═══ Information supplied

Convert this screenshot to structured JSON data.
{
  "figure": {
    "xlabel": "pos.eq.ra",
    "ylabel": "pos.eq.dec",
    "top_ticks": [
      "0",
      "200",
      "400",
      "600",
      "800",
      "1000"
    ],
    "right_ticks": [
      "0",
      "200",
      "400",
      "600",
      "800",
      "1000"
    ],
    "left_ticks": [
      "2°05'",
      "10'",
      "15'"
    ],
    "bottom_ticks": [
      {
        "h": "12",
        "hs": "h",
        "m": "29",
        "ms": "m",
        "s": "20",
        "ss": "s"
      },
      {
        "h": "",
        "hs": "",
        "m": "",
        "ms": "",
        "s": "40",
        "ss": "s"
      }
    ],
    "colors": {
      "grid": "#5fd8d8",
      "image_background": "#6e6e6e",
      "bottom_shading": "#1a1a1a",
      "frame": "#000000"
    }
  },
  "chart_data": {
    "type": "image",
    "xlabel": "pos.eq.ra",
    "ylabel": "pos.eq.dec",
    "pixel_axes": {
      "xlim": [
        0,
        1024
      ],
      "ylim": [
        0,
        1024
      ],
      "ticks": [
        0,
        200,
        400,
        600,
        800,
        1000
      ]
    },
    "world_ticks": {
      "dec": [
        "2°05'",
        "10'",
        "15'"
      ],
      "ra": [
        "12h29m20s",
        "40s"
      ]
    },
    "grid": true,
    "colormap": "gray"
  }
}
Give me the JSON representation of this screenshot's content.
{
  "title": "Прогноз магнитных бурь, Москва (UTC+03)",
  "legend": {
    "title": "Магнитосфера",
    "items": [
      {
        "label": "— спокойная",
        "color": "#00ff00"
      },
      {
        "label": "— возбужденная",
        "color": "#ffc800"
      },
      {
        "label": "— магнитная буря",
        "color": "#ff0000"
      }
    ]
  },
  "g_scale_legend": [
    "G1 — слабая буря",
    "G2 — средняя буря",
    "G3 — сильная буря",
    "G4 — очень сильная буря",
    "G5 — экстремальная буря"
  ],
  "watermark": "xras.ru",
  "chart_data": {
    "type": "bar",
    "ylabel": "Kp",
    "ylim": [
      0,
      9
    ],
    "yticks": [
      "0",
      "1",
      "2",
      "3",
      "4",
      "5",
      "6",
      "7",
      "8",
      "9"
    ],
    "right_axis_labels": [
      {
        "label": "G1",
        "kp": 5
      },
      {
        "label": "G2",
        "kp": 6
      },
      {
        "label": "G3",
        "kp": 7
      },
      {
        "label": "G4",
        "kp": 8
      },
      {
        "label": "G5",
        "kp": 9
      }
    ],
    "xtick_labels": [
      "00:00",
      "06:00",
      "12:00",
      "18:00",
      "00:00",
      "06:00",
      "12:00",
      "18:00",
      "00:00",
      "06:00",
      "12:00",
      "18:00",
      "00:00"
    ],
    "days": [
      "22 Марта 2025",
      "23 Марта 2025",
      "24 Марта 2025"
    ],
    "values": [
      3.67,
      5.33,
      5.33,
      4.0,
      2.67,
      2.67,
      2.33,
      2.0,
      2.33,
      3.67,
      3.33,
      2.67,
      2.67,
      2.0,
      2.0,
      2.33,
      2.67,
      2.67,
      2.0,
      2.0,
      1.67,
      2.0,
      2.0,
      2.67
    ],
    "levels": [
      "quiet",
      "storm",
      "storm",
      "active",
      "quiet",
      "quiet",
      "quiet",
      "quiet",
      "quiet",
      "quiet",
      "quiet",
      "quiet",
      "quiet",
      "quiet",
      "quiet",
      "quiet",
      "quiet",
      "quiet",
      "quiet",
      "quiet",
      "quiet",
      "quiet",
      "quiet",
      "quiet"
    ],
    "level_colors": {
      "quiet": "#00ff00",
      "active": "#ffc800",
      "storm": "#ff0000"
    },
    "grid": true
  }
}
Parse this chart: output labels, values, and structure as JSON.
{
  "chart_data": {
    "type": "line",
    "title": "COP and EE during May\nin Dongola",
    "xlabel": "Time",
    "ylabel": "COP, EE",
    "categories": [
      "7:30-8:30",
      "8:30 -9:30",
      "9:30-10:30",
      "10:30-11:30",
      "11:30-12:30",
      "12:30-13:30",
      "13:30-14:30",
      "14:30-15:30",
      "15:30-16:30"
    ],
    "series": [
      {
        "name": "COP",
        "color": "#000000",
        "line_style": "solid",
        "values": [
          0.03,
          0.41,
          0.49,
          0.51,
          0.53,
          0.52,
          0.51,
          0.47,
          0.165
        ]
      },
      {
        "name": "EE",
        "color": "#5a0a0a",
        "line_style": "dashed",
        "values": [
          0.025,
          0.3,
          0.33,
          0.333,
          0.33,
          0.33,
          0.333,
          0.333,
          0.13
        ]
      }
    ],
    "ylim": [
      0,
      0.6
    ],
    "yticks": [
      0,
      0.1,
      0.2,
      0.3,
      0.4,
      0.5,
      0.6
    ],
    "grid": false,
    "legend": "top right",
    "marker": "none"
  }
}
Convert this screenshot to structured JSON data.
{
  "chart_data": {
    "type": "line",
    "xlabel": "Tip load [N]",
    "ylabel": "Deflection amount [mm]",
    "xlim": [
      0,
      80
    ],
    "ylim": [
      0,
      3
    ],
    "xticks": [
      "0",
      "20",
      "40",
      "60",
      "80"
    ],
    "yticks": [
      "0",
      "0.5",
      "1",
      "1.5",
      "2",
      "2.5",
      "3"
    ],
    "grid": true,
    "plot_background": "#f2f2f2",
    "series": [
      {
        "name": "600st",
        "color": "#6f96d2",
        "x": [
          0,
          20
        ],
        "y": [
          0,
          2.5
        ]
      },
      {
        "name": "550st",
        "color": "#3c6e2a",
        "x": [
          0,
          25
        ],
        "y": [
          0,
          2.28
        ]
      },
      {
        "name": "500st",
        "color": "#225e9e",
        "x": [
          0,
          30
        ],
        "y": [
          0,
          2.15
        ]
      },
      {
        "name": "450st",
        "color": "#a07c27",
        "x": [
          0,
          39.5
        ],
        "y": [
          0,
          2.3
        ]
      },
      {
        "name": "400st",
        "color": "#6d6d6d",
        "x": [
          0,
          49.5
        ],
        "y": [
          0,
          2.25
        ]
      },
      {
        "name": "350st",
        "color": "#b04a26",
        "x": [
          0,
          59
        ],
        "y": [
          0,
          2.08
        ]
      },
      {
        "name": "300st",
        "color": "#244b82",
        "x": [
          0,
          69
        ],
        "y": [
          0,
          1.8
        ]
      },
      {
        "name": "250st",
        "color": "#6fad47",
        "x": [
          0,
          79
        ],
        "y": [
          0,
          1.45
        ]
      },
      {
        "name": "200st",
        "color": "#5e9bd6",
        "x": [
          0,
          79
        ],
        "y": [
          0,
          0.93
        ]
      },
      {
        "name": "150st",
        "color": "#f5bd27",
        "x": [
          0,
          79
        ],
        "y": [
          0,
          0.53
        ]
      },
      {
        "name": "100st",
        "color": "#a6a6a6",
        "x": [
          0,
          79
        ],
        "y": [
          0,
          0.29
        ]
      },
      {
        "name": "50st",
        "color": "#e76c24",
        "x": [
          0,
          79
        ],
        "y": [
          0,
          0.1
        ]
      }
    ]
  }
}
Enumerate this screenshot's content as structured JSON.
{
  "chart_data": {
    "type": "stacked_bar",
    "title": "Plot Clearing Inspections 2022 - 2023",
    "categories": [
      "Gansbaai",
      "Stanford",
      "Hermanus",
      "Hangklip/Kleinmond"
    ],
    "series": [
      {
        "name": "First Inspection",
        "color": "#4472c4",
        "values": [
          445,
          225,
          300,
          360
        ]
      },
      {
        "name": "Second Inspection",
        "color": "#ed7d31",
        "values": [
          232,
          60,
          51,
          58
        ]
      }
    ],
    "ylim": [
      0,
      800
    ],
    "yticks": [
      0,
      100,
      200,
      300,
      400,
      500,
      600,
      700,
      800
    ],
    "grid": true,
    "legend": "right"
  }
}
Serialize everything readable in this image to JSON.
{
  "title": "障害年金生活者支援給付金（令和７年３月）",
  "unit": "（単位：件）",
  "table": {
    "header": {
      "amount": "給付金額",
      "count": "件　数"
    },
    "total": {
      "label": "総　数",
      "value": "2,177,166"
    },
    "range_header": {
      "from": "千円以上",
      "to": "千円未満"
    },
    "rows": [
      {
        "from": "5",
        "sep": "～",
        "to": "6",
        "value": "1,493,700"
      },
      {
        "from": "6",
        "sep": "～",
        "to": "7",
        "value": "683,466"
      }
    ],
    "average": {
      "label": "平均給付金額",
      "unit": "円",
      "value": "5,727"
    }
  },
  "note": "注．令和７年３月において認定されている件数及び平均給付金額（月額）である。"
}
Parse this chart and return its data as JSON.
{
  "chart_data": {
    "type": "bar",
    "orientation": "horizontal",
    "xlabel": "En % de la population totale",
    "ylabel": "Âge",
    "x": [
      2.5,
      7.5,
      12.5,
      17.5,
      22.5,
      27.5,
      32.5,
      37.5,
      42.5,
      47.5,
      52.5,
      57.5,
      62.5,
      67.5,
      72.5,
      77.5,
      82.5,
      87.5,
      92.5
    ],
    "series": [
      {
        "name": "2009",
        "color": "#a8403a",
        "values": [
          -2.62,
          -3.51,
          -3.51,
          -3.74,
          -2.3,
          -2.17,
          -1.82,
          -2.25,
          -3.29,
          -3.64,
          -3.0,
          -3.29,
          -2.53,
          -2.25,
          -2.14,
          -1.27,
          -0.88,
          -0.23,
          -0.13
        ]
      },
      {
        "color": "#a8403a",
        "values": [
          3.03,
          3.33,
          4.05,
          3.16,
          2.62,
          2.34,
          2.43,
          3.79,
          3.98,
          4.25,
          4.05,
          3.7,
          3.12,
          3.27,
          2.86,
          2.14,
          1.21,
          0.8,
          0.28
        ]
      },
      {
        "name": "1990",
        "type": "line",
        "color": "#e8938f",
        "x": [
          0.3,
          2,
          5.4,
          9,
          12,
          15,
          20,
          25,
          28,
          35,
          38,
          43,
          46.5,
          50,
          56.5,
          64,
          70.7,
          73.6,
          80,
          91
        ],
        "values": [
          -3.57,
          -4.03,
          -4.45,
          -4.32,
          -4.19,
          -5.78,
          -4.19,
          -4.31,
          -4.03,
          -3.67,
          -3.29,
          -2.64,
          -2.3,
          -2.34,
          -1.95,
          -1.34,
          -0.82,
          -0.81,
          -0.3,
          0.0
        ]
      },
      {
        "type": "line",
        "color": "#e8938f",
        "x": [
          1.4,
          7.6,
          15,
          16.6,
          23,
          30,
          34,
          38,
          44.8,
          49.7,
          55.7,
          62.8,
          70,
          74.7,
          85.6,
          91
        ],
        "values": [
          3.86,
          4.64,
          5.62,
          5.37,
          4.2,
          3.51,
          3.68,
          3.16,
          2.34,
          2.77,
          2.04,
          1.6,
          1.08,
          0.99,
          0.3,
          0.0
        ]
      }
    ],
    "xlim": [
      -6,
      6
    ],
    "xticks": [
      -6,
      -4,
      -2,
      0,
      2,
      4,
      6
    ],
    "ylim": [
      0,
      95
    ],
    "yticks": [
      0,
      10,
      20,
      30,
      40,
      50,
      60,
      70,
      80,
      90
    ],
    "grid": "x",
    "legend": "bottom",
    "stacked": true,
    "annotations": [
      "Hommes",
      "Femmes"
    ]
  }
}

══════

Where a line of the entries contains the word "xlabel", copy that line.

- _Written reply_
    "xlabel": "pos.eq.ra",
    "xlabel": "pos.eq.ra",
    "xlabel": "Time",
    "xlabel": "Tip load [N]",
    "xlabel": "En % de la population totale",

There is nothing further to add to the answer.